» What the exercise asks: In the data that follows, count each line holding the string "Heug"; answer with the number only.

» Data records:
══════════

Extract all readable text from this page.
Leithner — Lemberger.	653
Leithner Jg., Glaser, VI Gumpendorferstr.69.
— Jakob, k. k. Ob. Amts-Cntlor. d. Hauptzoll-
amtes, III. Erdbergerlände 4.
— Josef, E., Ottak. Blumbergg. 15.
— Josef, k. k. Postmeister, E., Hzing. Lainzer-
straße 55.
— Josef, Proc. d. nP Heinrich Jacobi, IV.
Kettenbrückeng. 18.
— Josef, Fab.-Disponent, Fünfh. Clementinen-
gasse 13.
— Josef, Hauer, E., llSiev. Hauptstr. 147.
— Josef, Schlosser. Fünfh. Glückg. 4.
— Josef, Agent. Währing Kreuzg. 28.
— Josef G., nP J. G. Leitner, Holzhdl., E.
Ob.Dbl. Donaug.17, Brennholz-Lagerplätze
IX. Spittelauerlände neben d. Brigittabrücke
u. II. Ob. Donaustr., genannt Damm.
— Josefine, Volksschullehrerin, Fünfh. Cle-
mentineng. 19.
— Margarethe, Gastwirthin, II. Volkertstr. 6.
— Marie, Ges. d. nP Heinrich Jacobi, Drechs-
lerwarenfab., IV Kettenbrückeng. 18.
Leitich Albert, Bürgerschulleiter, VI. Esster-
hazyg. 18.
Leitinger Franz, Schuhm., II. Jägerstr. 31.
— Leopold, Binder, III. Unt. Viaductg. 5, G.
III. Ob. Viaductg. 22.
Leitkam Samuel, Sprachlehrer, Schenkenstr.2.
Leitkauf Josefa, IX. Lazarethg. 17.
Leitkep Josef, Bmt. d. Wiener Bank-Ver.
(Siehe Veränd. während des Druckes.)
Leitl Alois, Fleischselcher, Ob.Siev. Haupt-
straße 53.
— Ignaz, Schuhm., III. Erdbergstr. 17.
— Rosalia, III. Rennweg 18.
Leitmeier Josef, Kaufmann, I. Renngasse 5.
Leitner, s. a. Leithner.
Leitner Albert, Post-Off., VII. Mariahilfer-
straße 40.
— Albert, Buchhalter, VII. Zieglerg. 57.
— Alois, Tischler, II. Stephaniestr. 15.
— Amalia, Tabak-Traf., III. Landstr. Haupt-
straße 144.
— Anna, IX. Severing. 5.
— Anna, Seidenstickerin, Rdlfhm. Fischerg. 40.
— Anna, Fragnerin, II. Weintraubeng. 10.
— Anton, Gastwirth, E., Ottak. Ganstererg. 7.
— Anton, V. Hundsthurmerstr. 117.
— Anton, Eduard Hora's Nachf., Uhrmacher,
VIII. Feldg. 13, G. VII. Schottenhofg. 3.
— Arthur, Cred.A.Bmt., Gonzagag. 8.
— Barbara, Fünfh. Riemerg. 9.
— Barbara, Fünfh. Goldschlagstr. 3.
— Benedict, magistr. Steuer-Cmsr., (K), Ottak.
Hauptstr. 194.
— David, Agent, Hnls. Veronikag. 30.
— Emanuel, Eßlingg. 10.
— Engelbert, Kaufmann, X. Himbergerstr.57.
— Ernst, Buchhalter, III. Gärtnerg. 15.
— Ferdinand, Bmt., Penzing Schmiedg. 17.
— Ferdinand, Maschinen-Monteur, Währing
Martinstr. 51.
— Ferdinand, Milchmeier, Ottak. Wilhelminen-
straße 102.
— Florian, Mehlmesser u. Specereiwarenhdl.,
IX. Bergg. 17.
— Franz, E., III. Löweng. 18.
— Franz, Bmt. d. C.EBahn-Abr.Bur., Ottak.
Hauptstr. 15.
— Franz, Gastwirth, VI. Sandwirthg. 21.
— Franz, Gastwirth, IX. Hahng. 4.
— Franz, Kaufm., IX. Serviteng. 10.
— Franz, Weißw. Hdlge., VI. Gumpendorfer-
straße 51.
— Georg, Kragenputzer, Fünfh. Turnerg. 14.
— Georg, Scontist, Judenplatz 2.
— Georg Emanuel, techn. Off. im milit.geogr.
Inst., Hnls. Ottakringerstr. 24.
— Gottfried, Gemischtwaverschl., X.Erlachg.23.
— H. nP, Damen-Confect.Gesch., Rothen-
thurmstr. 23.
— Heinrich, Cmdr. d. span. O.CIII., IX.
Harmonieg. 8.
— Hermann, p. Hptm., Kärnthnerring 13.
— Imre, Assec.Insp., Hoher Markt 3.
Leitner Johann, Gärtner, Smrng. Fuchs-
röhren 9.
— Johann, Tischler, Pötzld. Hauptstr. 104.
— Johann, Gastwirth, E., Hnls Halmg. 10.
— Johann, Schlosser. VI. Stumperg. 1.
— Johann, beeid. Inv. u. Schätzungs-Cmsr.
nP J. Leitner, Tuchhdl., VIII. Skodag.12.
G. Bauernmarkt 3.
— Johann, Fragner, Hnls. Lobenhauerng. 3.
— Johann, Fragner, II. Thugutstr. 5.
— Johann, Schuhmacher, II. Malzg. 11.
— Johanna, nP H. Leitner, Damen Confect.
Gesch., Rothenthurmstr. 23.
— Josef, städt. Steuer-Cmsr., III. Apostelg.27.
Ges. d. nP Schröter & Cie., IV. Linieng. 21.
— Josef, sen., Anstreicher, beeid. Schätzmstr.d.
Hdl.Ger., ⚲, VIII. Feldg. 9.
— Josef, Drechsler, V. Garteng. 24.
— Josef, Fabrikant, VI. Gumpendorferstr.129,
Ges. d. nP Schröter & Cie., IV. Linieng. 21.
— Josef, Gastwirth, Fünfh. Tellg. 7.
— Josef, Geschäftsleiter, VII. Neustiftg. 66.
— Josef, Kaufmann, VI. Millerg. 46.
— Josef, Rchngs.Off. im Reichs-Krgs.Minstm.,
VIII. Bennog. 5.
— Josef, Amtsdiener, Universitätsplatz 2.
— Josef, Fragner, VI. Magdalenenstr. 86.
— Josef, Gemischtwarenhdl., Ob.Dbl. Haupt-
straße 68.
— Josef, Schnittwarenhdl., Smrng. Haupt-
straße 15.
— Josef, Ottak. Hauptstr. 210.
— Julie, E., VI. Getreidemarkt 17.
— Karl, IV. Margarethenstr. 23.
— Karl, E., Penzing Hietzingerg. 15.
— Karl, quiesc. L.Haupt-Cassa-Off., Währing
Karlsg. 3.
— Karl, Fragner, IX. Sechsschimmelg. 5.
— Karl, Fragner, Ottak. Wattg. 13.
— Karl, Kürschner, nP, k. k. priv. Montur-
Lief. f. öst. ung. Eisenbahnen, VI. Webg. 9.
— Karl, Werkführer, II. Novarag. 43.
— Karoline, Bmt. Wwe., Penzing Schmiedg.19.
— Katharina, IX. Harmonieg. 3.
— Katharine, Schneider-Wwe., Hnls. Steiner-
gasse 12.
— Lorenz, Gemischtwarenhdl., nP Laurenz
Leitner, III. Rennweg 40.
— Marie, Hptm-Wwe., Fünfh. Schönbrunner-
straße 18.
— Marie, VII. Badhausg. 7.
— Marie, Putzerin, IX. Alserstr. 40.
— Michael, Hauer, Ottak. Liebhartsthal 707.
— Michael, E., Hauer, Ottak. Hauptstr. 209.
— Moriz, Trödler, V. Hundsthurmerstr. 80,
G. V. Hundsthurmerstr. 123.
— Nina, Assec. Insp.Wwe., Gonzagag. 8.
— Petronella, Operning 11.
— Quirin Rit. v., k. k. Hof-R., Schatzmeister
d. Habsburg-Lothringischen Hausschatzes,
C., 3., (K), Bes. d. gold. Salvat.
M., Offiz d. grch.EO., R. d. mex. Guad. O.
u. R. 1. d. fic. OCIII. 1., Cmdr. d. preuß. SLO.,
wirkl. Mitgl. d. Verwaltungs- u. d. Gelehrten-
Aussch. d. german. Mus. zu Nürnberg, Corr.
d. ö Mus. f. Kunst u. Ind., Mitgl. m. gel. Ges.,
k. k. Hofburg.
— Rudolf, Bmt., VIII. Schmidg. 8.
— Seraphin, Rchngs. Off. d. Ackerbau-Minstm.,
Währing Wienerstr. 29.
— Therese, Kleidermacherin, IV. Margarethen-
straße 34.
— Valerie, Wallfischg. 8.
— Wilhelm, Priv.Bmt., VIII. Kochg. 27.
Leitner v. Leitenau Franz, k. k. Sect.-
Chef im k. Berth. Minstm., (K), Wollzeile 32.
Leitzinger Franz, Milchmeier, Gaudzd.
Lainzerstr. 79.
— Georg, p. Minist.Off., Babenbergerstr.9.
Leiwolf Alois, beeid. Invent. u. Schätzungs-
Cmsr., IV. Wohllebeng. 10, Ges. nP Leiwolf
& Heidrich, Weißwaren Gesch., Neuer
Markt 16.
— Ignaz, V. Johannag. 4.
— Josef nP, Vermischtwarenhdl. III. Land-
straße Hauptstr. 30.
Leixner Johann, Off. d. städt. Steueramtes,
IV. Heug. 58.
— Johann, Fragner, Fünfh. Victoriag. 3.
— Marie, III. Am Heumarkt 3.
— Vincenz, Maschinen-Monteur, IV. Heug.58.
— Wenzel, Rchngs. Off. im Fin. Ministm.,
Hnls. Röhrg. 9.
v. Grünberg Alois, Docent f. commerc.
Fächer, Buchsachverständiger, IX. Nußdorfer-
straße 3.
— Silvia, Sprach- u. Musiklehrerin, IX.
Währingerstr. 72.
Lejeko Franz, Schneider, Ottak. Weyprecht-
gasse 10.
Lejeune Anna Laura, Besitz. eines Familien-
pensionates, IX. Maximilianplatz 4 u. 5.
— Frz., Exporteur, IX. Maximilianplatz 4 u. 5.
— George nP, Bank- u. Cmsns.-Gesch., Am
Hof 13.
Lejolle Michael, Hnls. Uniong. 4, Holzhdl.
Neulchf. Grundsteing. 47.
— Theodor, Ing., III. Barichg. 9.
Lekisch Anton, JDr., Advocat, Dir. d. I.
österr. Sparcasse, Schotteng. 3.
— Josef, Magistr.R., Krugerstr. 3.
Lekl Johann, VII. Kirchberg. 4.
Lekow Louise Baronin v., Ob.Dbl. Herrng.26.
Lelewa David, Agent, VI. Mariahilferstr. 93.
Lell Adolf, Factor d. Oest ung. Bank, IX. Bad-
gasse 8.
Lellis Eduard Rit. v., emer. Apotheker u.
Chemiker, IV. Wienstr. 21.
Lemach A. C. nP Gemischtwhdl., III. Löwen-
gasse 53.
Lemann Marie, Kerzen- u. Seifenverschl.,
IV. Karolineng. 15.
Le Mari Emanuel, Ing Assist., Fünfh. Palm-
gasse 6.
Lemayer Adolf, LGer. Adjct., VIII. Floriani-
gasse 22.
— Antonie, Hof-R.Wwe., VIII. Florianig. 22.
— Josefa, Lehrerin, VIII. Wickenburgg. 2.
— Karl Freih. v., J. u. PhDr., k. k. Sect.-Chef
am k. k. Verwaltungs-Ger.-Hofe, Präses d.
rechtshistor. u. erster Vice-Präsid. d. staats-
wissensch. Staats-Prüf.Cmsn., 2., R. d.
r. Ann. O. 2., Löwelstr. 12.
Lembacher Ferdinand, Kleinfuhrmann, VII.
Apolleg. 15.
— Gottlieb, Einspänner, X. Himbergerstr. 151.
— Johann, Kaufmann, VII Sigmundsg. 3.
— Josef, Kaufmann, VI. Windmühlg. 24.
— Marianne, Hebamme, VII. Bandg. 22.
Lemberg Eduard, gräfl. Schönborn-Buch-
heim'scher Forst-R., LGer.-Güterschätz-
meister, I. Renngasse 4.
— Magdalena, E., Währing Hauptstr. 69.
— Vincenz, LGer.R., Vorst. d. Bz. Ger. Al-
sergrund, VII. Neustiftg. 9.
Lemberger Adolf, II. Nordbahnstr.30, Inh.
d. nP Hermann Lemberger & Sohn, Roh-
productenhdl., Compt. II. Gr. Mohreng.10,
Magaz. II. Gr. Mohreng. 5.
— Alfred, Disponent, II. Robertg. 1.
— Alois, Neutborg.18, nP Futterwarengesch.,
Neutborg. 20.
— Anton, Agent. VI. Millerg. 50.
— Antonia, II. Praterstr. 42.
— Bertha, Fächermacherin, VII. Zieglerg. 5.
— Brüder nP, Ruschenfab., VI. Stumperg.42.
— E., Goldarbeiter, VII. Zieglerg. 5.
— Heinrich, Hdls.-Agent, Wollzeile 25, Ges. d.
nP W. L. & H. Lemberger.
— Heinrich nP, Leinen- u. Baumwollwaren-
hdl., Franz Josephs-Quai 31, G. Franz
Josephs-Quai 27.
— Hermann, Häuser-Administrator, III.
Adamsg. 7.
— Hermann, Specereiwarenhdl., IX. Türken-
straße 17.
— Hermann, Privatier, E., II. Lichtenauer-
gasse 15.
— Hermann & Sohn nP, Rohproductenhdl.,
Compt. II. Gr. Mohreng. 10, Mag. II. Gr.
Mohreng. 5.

══════════

» Correct response: 2